[Work required]:
Copy all lines that contain the word "Autocorrelation".

[Records that describe figures]:
-- START --

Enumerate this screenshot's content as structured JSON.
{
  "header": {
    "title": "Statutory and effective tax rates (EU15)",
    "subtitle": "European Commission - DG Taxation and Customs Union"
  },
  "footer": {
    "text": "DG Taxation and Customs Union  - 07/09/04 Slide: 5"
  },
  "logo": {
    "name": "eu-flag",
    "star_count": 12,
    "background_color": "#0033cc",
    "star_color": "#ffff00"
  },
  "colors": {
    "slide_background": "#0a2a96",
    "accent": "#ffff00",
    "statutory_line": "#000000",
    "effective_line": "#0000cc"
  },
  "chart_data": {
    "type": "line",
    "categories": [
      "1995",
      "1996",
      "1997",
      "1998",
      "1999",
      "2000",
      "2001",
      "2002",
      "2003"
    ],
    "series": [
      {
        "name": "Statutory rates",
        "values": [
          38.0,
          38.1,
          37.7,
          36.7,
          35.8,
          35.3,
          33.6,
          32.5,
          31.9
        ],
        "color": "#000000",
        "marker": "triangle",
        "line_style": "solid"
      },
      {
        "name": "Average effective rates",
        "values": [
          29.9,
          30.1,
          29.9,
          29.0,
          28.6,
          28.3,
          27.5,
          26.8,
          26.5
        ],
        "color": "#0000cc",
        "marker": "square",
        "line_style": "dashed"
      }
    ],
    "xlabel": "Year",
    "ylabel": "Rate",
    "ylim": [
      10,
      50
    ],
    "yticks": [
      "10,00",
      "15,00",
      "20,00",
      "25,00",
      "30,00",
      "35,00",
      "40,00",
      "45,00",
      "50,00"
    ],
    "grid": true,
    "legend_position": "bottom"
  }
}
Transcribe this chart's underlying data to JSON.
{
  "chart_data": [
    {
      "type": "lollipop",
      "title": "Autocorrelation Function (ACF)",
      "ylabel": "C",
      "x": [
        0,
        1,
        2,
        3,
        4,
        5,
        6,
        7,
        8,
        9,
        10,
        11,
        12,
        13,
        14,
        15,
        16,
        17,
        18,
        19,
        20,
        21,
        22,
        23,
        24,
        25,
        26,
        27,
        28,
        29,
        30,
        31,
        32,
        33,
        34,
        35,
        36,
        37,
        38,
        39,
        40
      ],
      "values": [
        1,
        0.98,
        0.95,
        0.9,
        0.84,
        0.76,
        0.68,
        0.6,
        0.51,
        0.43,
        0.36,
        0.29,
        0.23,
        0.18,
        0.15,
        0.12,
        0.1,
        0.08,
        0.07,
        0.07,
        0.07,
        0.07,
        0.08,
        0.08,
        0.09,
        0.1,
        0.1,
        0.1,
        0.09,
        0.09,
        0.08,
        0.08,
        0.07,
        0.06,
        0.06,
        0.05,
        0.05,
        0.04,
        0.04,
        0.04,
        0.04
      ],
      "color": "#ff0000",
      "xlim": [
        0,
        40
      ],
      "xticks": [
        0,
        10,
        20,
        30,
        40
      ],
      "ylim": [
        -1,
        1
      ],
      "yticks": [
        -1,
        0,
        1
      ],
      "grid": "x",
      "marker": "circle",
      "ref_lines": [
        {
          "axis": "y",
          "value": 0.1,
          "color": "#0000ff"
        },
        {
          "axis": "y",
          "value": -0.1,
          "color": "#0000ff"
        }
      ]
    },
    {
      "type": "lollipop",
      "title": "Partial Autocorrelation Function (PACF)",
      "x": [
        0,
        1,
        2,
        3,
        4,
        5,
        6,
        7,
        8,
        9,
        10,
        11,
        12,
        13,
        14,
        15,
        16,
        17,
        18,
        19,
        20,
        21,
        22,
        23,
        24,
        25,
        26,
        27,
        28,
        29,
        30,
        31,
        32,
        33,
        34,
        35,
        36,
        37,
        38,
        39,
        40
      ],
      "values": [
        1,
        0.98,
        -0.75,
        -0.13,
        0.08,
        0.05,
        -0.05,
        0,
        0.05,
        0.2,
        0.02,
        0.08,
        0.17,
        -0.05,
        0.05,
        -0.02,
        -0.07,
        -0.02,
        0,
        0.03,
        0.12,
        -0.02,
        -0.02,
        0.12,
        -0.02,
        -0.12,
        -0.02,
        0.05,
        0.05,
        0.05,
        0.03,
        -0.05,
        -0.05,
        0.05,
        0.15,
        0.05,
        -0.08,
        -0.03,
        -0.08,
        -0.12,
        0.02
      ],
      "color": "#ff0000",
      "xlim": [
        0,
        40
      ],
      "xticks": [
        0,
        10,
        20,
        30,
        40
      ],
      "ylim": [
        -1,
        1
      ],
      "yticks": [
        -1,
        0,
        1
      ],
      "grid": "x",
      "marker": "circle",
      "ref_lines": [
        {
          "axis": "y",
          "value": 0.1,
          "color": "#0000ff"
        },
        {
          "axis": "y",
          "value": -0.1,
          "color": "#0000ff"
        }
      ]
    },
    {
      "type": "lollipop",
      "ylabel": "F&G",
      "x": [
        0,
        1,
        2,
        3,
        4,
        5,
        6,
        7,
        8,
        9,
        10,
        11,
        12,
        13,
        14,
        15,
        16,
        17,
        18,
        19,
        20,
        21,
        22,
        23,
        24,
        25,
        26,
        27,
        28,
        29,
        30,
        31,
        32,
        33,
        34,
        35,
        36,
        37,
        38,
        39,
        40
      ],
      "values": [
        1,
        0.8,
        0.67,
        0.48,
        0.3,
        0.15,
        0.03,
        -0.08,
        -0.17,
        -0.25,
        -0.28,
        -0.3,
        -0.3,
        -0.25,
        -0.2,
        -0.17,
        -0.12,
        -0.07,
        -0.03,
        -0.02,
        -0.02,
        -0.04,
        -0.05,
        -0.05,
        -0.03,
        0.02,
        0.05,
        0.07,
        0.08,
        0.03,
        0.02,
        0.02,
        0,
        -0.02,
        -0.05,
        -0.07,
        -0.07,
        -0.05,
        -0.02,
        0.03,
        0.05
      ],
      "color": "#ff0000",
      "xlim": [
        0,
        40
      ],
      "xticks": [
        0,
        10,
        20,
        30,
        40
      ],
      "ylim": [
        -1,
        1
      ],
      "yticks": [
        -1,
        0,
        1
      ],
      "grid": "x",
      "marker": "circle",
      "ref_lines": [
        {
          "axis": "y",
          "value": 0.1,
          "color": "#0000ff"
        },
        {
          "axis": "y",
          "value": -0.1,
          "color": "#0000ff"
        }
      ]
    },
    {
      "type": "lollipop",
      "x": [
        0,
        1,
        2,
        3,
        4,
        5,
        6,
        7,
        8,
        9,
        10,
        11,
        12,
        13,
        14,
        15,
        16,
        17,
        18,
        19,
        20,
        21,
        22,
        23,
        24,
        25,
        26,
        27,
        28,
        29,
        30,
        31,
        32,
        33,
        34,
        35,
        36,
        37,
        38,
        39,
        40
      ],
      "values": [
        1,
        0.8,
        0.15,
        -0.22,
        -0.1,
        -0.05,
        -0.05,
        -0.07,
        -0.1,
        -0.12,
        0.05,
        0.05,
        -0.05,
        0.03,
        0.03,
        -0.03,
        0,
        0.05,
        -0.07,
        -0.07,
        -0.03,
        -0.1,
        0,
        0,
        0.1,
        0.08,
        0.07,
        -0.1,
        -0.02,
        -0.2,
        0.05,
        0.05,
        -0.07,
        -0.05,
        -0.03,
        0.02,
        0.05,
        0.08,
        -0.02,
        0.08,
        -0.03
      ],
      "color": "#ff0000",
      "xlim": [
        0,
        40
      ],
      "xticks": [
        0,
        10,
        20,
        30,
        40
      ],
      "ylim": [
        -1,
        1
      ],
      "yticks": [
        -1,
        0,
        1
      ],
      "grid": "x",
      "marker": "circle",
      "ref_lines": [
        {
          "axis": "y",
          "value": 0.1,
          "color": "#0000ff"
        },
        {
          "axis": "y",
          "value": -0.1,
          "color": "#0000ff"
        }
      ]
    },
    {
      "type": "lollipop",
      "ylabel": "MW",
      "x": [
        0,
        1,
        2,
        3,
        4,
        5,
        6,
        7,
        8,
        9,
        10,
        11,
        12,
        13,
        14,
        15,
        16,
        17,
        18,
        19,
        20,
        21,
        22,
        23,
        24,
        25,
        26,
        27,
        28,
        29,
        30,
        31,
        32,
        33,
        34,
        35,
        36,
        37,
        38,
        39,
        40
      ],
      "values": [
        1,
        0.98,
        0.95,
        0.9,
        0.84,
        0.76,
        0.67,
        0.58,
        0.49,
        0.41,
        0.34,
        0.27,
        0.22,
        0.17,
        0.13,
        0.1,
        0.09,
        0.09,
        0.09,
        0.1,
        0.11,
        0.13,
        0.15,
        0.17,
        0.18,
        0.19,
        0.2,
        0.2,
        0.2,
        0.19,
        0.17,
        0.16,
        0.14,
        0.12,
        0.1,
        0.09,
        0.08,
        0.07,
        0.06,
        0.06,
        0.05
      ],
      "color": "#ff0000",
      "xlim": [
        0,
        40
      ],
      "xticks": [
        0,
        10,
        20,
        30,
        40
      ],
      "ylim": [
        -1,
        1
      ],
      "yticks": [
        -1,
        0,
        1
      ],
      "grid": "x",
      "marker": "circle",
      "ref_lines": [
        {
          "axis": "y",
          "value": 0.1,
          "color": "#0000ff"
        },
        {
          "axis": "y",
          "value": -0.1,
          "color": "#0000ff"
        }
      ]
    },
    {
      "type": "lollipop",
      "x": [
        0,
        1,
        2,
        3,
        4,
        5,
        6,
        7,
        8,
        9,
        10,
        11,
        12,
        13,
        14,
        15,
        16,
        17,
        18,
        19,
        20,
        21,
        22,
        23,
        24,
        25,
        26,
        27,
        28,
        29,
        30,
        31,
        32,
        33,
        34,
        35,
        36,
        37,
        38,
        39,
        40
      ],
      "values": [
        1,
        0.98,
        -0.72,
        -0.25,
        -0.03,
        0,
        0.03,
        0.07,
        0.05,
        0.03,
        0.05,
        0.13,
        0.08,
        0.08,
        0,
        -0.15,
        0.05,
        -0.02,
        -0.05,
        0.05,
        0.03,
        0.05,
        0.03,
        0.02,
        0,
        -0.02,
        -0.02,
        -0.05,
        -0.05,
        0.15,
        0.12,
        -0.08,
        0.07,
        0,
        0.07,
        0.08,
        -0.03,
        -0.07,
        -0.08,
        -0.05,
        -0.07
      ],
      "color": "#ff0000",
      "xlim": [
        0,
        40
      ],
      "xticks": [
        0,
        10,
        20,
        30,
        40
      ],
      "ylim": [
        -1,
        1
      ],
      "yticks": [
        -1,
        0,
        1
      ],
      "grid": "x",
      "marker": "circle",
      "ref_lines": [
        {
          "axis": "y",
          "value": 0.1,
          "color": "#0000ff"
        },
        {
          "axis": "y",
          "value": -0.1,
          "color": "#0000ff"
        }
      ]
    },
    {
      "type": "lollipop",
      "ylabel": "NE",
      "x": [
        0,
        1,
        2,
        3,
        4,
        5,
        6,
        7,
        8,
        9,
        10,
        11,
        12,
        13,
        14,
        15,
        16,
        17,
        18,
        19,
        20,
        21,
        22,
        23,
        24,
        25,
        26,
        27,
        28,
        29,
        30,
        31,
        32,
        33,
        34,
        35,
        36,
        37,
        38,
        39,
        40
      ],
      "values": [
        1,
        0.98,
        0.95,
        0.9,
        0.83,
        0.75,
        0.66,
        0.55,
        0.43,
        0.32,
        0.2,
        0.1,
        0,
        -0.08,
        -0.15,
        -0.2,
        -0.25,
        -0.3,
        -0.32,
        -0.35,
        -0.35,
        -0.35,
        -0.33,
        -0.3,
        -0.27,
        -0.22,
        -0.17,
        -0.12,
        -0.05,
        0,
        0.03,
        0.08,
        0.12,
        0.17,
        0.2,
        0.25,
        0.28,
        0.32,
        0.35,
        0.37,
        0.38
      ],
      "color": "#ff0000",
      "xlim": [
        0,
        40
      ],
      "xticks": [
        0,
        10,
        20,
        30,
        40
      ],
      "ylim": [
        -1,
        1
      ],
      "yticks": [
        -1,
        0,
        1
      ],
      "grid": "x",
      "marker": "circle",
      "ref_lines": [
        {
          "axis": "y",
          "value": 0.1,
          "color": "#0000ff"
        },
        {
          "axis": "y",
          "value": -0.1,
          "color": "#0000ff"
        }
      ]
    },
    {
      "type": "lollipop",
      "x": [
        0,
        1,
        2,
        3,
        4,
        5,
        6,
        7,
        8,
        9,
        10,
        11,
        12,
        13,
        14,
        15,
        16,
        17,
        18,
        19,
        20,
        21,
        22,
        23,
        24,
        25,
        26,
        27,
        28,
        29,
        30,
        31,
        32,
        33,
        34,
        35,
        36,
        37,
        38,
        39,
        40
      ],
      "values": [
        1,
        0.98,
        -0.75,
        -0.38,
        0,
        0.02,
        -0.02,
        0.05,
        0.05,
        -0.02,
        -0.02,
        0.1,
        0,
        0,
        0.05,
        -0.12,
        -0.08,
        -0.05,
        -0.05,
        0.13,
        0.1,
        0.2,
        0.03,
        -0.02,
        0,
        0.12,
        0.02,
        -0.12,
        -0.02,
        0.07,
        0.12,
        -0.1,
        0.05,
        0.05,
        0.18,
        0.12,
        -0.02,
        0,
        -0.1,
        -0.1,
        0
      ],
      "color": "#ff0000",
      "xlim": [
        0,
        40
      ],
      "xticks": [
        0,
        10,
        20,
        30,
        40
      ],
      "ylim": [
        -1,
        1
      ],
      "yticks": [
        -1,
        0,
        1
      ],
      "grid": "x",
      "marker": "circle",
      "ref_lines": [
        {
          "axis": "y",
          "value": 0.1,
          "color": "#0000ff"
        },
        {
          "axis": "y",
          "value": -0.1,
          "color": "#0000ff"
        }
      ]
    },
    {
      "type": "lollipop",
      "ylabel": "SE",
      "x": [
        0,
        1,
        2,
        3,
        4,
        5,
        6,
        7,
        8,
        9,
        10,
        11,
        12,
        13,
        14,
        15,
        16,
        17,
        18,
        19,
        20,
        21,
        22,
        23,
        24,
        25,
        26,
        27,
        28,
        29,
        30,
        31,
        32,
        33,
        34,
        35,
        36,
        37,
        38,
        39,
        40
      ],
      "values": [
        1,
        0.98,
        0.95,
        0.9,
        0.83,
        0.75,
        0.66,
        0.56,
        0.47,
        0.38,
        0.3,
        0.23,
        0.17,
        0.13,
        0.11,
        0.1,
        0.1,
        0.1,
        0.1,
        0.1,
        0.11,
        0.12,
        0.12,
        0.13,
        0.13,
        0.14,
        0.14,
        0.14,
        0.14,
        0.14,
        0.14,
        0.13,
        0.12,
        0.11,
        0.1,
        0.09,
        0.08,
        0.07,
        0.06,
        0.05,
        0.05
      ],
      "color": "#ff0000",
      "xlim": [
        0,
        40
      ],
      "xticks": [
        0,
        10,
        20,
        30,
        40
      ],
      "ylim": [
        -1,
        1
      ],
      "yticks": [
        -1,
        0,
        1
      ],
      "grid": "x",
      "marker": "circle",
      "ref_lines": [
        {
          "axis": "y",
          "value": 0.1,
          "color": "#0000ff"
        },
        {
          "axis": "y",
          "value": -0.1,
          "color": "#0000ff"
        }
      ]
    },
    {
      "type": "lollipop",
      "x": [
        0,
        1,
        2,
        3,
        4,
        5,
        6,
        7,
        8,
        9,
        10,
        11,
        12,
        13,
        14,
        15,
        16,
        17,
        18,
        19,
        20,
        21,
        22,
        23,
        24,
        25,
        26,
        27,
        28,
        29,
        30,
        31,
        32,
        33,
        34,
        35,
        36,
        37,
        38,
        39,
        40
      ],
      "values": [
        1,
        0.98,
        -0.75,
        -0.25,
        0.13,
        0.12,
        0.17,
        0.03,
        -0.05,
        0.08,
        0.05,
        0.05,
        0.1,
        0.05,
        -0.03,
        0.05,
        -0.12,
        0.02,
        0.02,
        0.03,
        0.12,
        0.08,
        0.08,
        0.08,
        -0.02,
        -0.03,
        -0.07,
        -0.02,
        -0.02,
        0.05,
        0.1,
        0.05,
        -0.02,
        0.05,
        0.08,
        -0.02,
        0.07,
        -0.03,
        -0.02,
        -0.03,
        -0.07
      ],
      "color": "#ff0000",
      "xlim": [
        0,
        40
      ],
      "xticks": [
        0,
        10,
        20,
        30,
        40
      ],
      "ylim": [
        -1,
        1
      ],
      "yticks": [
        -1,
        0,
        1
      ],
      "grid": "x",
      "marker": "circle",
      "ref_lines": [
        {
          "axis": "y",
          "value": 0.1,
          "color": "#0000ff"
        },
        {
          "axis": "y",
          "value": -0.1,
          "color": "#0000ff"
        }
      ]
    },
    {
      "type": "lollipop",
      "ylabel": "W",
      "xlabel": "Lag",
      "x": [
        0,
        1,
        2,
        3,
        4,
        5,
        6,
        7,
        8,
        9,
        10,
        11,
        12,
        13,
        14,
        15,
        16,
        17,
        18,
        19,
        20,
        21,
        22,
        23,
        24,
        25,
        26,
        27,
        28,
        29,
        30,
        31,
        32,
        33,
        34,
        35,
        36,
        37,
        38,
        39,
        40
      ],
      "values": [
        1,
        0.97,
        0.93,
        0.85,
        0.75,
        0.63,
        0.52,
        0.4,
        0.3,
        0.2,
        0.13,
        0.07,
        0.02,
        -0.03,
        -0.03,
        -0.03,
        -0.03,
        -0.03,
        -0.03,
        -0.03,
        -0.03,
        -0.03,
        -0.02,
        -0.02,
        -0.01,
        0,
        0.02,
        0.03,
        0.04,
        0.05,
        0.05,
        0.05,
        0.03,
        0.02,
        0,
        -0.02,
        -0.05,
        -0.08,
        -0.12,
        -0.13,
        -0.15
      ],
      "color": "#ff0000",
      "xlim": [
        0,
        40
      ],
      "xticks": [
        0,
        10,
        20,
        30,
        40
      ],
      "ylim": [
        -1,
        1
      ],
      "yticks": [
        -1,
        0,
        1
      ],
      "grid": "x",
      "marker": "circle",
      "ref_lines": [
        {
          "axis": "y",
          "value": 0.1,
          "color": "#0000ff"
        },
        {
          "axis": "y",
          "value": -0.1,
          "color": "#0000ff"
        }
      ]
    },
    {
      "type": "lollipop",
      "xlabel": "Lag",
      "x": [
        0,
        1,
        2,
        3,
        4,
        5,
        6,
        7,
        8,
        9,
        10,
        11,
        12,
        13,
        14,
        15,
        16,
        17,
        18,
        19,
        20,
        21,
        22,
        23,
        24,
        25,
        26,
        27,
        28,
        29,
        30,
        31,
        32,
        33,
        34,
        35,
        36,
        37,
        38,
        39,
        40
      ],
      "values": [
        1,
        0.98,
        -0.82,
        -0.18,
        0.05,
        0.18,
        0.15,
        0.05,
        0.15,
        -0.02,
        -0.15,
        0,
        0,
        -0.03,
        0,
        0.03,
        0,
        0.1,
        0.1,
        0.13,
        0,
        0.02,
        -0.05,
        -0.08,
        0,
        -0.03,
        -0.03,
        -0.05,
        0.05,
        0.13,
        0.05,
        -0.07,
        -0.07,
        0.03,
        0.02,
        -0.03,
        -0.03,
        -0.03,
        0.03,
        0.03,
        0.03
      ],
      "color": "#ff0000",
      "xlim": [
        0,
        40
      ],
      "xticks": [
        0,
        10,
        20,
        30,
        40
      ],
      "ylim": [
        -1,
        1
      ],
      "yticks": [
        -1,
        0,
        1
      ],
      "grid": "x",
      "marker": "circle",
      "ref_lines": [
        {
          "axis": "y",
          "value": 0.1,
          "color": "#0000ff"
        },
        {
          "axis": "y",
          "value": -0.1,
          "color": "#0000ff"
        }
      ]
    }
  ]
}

-- END --

[Reply to the exercise]:
      "title": "Autocorrelation Function (ACF)",
      "title": "Partial Autocorrelation Function (PACF)",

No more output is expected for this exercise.